■ THE TASK:
Below are records to write out exactly; drop the pictures when you do.

Entries from a page text dataset
◆ ◆ ◆ ◆
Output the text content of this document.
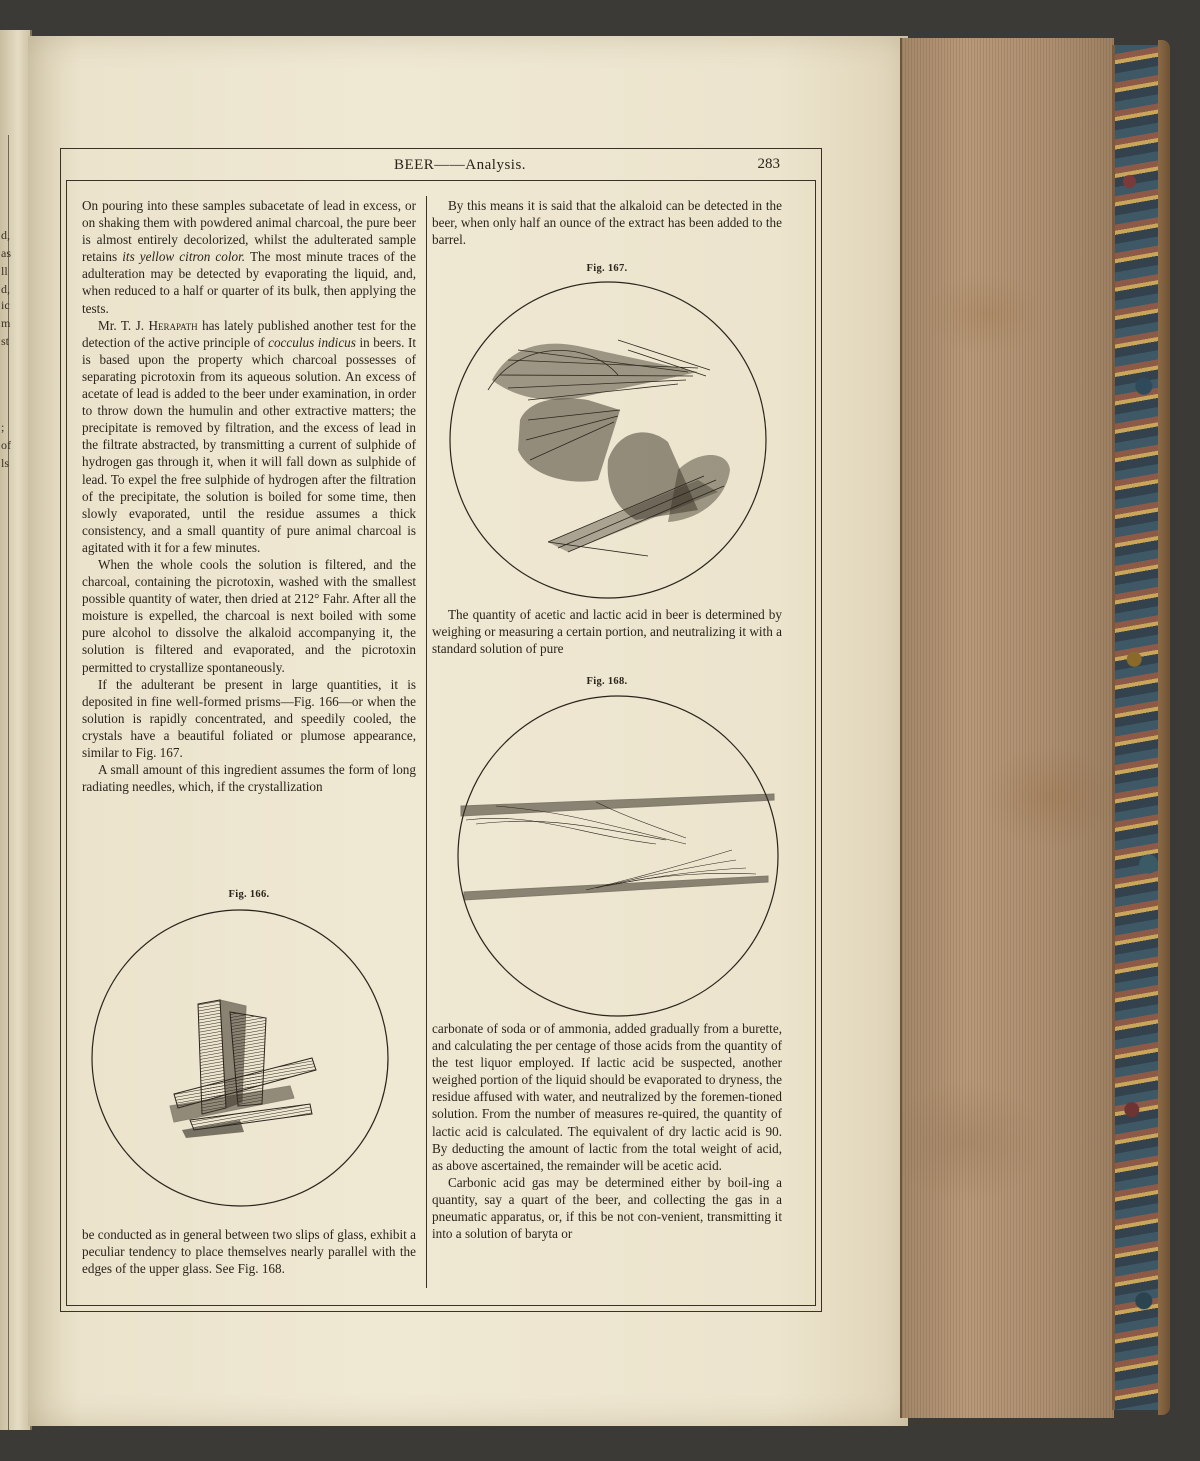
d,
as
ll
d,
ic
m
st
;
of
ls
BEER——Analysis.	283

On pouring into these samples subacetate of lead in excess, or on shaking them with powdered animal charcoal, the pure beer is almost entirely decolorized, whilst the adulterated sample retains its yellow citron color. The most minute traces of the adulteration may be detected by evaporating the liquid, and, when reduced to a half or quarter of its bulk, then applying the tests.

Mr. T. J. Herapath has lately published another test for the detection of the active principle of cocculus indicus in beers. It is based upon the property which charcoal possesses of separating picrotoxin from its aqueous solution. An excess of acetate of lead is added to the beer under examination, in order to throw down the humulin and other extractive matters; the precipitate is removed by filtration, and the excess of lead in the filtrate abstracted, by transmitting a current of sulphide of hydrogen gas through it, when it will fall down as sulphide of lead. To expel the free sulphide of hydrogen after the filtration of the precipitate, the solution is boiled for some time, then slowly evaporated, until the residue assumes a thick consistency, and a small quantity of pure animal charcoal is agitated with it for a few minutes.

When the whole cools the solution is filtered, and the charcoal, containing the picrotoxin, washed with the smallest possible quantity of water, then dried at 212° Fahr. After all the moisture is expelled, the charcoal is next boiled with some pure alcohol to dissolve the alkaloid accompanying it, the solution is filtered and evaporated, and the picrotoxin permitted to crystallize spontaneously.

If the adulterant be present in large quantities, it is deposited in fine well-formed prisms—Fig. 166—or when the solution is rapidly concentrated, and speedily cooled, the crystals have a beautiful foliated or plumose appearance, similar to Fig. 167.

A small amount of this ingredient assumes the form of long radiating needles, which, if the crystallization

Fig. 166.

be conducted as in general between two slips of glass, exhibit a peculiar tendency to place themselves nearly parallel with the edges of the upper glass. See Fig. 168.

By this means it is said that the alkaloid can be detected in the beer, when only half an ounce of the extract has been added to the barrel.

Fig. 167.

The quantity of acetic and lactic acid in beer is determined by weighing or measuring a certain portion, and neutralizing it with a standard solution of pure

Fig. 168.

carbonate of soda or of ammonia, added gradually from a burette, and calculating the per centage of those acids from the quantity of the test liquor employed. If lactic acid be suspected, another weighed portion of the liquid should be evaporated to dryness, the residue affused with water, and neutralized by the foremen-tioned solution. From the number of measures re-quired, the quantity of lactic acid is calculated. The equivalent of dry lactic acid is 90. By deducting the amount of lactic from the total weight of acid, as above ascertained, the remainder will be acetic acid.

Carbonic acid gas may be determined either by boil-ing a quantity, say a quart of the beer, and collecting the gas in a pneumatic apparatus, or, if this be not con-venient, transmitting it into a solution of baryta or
◆ ◆ ◆ ◆
■ ANSWER SPACE:
Output the text content of this document.
d,
as
ll
d,
ic
m
st
;
of
ls
BEER——Analysis.	283

On pouring into these samples subacetate of lead in excess, or on shaking them with powdered animal charcoal, the pure beer is almost entirely decolorized, whilst the adulterated sample retains its yellow citron color. The most minute traces of the adulteration may be detected by evaporating the liquid, and, when reduced to a half or quarter of its bulk, then applying the tests.

Mr. T. J. Herapath has lately published another test for the detection of the active principle of cocculus indicus in beers. It is based upon the property which charcoal possesses of separating picrotoxin from its aqueous solution. An excess of acetate of lead is added to the beer under examination, in order to throw down the humulin and other extractive matters; the precipitate is removed by filtration, and the excess of lead in the filtrate abstracted, by transmitting a current of sulphide of hydrogen gas through it, when it will fall down as sulphide of lead. To expel the free sulphide of hydrogen after the filtration of the precipitate, the solution is boiled for some time, then slowly evaporated, until the residue assumes a thick consistency, and a small quantity of pure animal charcoal is agitated with it for a few minutes.

When the whole cools the solution is filtered, and the charcoal, containing the picrotoxin, washed with the smallest possible quantity of water, then dried at 212° Fahr. After all the moisture is expelled, the charcoal is next boiled with some pure alcohol to dissolve the alkaloid accompanying it, the solution is filtered and evaporated, and the picrotoxin permitted to crystallize spontaneously.

If the adulterant be present in large quantities, it is deposited in fine well-formed prisms—Fig. 166—or when the solution is rapidly concentrated, and speedily cooled, the crystals have a beautiful foliated or plumose appearance, similar to Fig. 167.

A small amount of this ingredient assumes the form of long radiating needles, which, if the crystallization

Fig. 166.

be conducted as in general between two slips of glass, exhibit a peculiar tendency to place themselves nearly parallel with the edges of the upper glass. See Fig. 168.

By this means it is said that the alkaloid can be detected in the beer, when only half an ounce of the extract has been added to the barrel.

Fig. 167.

The quantity of acetic and lactic acid in beer is determined by weighing or measuring a certain portion, and neutralizing it with a standard solution of pure

Fig. 168.

carbonate of soda or of ammonia, added gradually from a burette, and calculating the per centage of those acids from the quantity of the test liquor employed. If lactic acid be suspected, another weighed portion of the liquid should be evaporated to dryness, the residue affused with water, and neutralized by the foremen-tioned solution. From the number of measures re-quired, the quantity of lactic acid is calculated. The equivalent of dry lactic acid is 90. By deducting the amount of lactic from the total weight of acid, as above ascertained, the remainder will be acetic acid.

Carbonic acid gas may be determined either by boil-ing a quantity, say a quart of the beer, and collecting the gas in a pneumatic apparatus, or, if this be not con-venient, transmitting it into a solution of baryta or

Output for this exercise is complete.